> _KUTIPAN DOKUMEN_:
'''

Kini, fenomena baru yang muncul yakni penurunan angka perkawinan di Indonesia. Berdasarkan data dari Badan Pusat Statistik (BPS) 2024 angka pernikahan di Indonesia semakin menurun sekitar 10 persen pertahun. Tingginya angka perceraian yang didominasi KDRT dan perselingkuhan; fokus dalam peningkatan karir dan pendidikan, biaya hidup semakin tinggi, masuknya pengaruh negatif budaya asing seperti LGBT, childfree dan masih banyak faktor lainnya.

'''

> _INSTRUKSI 1_:
Tolong sebutkan semua faktor yang dicantumkan dalam kutipan tentang penurunan angka perkawinan di Indonesia.
> _INSTRUKSI 2_:
Sambung kutipan tentang penurunan angka perkawinan di Indonesia, mulai tepat setelah kalimat terakhirnya.

[Data batas wilayah]
'''

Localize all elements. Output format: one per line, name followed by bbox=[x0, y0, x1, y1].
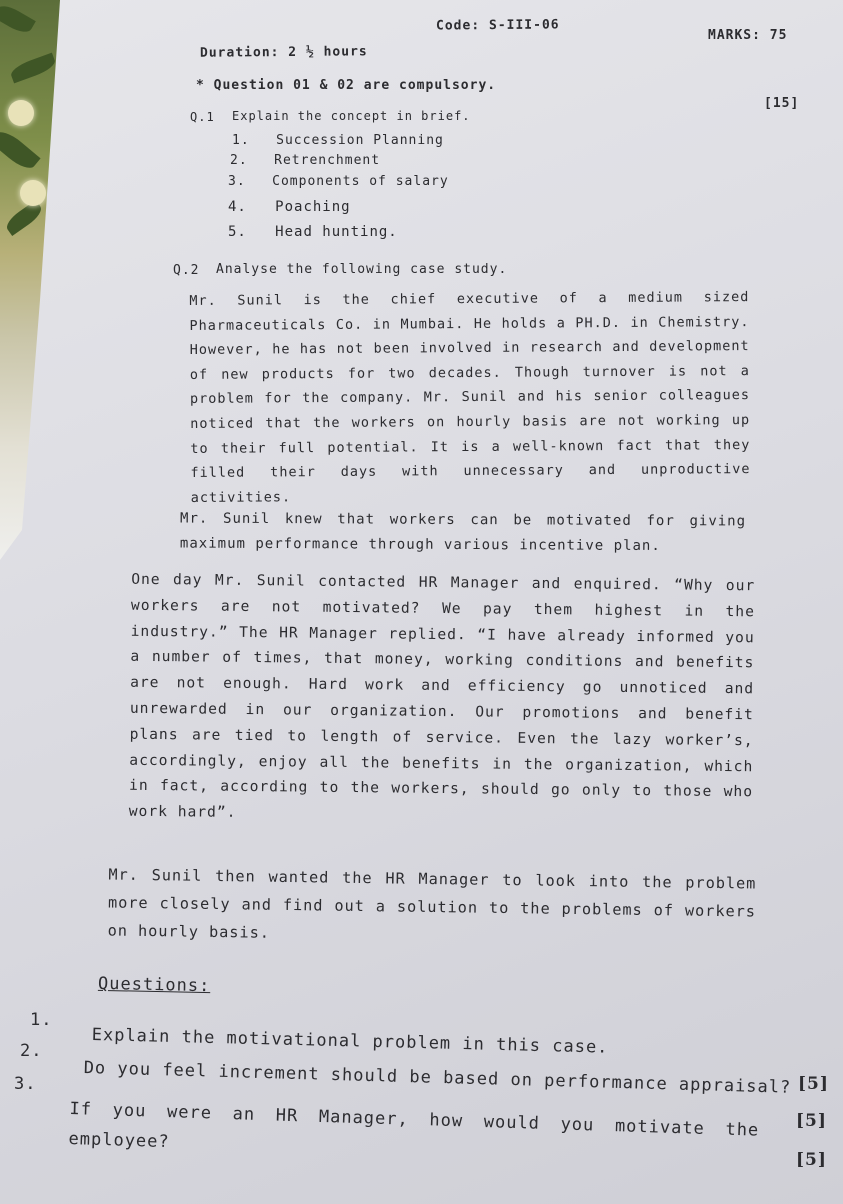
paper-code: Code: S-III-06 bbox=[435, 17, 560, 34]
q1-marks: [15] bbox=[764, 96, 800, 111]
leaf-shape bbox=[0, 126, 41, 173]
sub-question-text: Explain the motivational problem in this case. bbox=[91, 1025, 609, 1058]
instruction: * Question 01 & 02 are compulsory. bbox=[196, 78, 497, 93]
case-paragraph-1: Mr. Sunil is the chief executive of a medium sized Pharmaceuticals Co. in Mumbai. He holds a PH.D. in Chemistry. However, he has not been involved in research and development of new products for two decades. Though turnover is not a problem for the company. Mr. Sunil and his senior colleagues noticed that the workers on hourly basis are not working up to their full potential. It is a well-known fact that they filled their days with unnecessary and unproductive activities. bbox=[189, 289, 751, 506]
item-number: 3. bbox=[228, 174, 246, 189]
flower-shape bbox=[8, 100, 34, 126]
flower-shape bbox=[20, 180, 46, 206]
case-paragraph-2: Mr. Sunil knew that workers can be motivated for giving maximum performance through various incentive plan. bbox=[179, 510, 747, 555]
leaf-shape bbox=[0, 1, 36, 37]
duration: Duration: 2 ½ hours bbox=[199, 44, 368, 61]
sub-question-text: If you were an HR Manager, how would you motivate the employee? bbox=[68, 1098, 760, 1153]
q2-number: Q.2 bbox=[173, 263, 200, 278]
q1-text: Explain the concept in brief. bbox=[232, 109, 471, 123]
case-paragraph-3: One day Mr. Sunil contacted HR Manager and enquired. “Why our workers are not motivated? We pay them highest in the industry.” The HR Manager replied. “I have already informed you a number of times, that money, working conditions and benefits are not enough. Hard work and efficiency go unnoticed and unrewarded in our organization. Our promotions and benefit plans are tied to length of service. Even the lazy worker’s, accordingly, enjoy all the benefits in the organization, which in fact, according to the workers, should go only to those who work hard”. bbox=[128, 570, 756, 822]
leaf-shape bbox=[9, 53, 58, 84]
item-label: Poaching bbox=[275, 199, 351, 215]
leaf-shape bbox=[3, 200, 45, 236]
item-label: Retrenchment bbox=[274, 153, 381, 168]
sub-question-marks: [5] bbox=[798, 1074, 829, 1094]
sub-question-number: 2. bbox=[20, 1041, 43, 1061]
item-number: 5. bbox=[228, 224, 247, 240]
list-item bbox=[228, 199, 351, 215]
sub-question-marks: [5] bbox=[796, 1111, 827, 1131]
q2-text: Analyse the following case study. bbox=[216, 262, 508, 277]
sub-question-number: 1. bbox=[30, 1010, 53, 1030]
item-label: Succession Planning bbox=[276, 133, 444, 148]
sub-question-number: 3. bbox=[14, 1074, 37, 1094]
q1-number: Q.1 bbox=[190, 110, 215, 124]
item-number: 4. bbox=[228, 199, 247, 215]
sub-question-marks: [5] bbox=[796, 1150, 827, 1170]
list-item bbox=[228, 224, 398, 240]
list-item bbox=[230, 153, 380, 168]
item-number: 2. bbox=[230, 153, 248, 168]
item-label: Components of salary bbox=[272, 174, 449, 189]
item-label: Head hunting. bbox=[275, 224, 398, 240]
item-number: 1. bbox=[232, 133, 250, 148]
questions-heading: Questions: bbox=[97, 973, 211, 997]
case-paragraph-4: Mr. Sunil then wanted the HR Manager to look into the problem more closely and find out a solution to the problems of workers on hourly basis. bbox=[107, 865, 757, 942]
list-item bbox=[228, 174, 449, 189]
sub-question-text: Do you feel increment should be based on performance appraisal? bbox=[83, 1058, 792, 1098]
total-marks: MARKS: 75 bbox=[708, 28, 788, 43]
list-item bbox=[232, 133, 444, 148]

'''
'''

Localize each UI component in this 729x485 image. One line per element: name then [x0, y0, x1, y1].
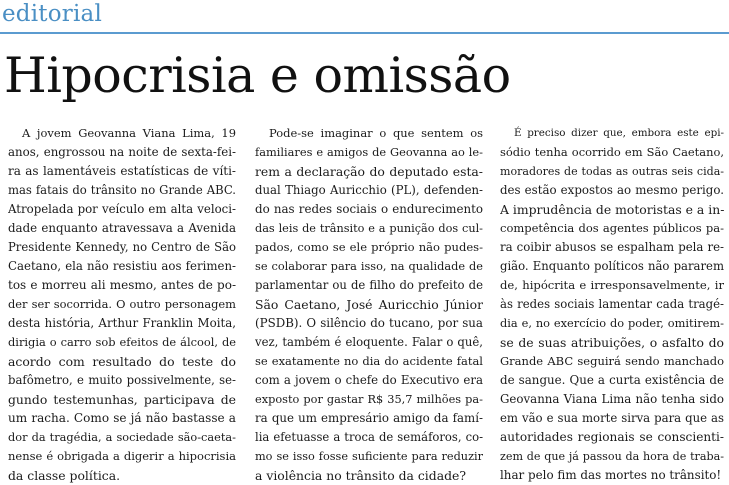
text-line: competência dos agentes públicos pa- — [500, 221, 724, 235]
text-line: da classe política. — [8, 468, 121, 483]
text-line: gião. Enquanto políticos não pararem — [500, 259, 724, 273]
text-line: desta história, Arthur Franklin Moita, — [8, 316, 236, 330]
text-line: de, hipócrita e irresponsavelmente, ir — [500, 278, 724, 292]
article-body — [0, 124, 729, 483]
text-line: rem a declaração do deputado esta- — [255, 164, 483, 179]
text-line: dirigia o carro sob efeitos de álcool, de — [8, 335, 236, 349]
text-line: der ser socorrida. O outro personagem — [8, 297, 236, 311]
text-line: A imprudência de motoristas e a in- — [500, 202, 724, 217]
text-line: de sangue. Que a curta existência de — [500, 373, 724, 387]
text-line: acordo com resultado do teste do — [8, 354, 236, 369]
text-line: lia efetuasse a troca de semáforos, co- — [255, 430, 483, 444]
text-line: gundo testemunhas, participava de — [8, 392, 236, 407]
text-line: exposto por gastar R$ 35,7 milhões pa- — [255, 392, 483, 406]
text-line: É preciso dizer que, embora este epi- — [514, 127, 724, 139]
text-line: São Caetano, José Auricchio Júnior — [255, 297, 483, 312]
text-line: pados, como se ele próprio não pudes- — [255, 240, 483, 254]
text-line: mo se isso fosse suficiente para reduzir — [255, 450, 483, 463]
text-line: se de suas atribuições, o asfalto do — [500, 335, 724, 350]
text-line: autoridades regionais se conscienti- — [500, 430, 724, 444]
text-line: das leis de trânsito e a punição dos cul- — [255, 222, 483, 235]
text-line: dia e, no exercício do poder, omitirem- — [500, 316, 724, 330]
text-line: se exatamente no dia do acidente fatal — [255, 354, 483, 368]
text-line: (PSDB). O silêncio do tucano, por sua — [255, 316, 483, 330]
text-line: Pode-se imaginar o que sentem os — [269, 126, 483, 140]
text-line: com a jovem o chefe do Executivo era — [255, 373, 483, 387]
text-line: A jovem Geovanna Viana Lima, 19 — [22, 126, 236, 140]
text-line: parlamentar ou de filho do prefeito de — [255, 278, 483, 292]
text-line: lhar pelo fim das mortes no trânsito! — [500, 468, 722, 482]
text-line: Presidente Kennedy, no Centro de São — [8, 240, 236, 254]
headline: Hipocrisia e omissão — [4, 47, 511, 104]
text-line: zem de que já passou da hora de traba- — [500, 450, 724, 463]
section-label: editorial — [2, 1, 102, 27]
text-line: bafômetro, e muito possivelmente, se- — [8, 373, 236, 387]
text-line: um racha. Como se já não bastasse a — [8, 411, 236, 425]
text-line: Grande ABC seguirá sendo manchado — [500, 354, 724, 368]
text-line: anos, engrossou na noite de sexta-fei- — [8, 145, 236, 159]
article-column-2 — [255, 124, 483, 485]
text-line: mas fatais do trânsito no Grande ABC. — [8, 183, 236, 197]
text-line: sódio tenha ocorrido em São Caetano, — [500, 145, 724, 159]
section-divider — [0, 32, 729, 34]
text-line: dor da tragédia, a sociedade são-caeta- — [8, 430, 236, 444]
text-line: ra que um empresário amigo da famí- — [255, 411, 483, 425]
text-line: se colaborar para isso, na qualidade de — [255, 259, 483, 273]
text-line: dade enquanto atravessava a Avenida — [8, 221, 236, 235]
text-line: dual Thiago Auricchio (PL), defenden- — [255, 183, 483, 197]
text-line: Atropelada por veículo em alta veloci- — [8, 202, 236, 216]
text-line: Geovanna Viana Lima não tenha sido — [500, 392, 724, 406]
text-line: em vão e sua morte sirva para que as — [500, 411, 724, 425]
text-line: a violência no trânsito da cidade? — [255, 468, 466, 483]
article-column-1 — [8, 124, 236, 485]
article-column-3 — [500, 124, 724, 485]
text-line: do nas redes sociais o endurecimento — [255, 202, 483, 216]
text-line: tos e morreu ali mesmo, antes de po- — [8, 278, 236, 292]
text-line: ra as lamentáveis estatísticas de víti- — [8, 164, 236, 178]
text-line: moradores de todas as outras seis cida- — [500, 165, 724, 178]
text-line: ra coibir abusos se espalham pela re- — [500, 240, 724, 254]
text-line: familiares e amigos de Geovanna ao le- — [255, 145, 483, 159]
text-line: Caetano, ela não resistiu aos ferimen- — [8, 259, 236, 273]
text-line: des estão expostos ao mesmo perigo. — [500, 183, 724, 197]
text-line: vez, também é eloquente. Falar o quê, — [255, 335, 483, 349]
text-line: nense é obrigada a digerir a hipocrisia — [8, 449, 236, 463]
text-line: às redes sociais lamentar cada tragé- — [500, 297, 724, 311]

'''

> _JAWABAN TERTULIS 1_:
- Tingginya angka perceraian yang didominasi KDRT dan perselingkuhan
- Fokus dalam peningkatan karir dan pendidikan
- Biaya hidup semakin tinggi
- Masuknya pengaruh negatif budaya asing seperti LGBT dan childfree

> _JAWABAN TERTULIS 2_:
Dewasa ini, sangat wajar apabila kita menemui seseorang single, baik pria maupun wanita di usia tiga puluh tahun keatas. Sebagian menganggap lebih baik terlambat menikah daripada salah pilih. Sementara sebagian lainnya merasa kesulitan mengambil langkah untuk menikah, akibat tidak menemukan jodoh yang sepadan atau sesui ekspektasi. Lantas apakah berhenti sampai disitu? Tentunya tidak haha

Secara tidak langsung fenomena malas (baca: takut) menikah ini menggelitik hal menarik lainnya. Jutaan manusia jomblo yang berkeinginan untuk menikah namun merasa kurang memiliki kesempatan, menjadi target sasaran bagi para peluang bisnis. 

Kok bisa? Kenapa tidak?! Coba cek bareng-bareng yuk

1. Bisnis biro jodoh/ taaruf

Menjamurnya usaha di bidang ini bisa berupa online maupun online. Biaya seharga kuota internet bulanan hingga jutaan rupiah adalah pilihan. Fasilitas yang diberikan beraneka ragam, mulai dari perantara, bimbingan/ kelas, seminar, aplikasi chatting, hypnotherapy, banyak lah pokoknya. Ada gitu yang mau bayar sampe jutaan demi ikut ginia doang? Banyakkkk! Alibinya mereka tak punya banyak waktu untuk mencari jodoh, minim circle pertemanan, atau sekedar butuh konselor dari sang motivator.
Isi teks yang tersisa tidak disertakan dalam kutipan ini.